MATERIAL SUPPLIED —

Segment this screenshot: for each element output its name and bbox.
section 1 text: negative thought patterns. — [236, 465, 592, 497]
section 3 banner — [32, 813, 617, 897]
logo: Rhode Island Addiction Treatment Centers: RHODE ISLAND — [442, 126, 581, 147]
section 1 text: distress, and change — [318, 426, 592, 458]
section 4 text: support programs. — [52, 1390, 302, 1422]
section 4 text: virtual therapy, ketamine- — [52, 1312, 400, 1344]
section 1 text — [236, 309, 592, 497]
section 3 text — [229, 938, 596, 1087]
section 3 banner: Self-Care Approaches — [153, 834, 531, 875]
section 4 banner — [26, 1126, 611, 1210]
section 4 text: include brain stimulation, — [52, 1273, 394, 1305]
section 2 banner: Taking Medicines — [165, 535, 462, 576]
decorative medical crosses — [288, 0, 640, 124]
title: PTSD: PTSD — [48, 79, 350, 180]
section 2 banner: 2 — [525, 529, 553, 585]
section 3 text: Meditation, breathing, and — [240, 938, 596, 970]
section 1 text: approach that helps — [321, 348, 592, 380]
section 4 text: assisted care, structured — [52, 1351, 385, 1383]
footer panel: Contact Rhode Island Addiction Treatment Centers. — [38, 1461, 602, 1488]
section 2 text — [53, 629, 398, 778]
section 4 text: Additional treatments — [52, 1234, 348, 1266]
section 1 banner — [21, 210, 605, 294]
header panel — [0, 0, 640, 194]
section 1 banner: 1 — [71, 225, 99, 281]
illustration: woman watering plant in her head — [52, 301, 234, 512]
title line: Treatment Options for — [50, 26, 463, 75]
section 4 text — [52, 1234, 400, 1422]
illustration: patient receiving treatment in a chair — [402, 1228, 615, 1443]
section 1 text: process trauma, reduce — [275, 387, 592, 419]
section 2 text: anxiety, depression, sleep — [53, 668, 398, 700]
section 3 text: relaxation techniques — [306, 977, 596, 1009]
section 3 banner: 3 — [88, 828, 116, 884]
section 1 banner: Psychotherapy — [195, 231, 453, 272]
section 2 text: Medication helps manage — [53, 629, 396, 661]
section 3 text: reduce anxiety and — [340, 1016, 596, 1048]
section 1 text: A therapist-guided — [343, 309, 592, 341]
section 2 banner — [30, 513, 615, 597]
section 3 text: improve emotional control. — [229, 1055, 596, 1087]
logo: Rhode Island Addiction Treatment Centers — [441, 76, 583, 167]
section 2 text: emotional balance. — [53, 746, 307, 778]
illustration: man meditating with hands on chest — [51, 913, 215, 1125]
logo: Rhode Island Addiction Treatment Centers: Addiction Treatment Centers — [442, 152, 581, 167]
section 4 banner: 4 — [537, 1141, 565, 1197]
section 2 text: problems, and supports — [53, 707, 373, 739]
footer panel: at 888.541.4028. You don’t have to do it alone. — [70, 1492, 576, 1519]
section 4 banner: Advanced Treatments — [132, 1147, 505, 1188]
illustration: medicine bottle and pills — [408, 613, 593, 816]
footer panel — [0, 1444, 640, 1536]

GIVEN EXERCISE — Copy all of the material above line for line, changing nothing.

SOLUTION TO THE EXERCISE —
Segment this screenshot: for each element output its name and bbox.
section 1 text: negative thought patterns. — [236, 465, 592, 497]
section 3 banner — [32, 813, 617, 897]
logo: Rhode Island Addiction Treatment Centers: RHODE ISLAND — [442, 126, 581, 147]
section 1 text: distress, and change — [318, 426, 592, 458]
section 4 text: support programs. — [52, 1390, 302, 1422]
section 4 text: virtual therapy, ketamine- — [52, 1312, 400, 1344]
section 1 text — [236, 309, 592, 497]
section 3 text — [229, 938, 596, 1087]
section 3 banner: Self-Care Approaches — [153, 834, 531, 875]
section 4 banner — [26, 1126, 611, 1210]
section 4 text: include brain stimulation, — [52, 1273, 394, 1305]
section 2 banner: Taking Medicines — [165, 535, 462, 576]
decorative medical crosses — [288, 0, 640, 124]
title: PTSD: PTSD — [48, 79, 350, 180]
section 2 banner: 2 — [525, 529, 553, 585]
section 3 text: Meditation, breathing, and — [240, 938, 596, 970]
section 1 text: approach that helps — [321, 348, 592, 380]
section 4 text: assisted care, structured — [52, 1351, 385, 1383]
footer panel: Contact Rhode Island Addiction Treatment Centers. — [38, 1461, 602, 1488]
section 2 text — [53, 629, 398, 778]
section 4 text: Additional treatments — [52, 1234, 348, 1266]
section 1 banner — [21, 210, 605, 294]
header panel — [0, 0, 640, 194]
section 1 banner: 1 — [71, 225, 99, 281]
illustration: woman watering plant in her head — [52, 301, 234, 512]
title line: Treatment Options for — [50, 26, 463, 75]
section 4 text — [52, 1234, 400, 1422]
illustration: patient receiving treatment in a chair — [402, 1228, 615, 1443]
section 1 text: process trauma, reduce — [275, 387, 592, 419]
section 2 text: anxiety, depression, sleep — [53, 668, 398, 700]
section 3 text: relaxation techniques — [306, 977, 596, 1009]
section 3 banner: 3 — [88, 828, 116, 884]
section 1 banner: Psychotherapy — [195, 231, 453, 272]
section 2 text: Medication helps manage — [53, 629, 396, 661]
section 3 text: reduce anxiety and — [340, 1016, 596, 1048]
section 1 text: A therapist-guided — [343, 309, 592, 341]
section 2 banner — [30, 513, 615, 597]
section 3 text: improve emotional control. — [229, 1055, 596, 1087]
logo: Rhode Island Addiction Treatment Centers — [441, 76, 583, 167]
section 2 text: emotional balance. — [53, 746, 307, 778]
illustration: man meditating with hands on chest — [51, 913, 215, 1125]
logo: Rhode Island Addiction Treatment Centers: Addiction Treatment Centers — [442, 152, 581, 167]
section 4 banner: 4 — [537, 1141, 565, 1197]
section 2 text: problems, and supports — [53, 707, 373, 739]
footer panel: at 888.541.4028. You don’t have to do it alone. — [70, 1492, 576, 1519]
section 4 banner: Advanced Treatments — [132, 1147, 505, 1188]
illustration: medicine bottle and pills — [408, 613, 593, 816]
footer panel — [0, 1444, 640, 1536]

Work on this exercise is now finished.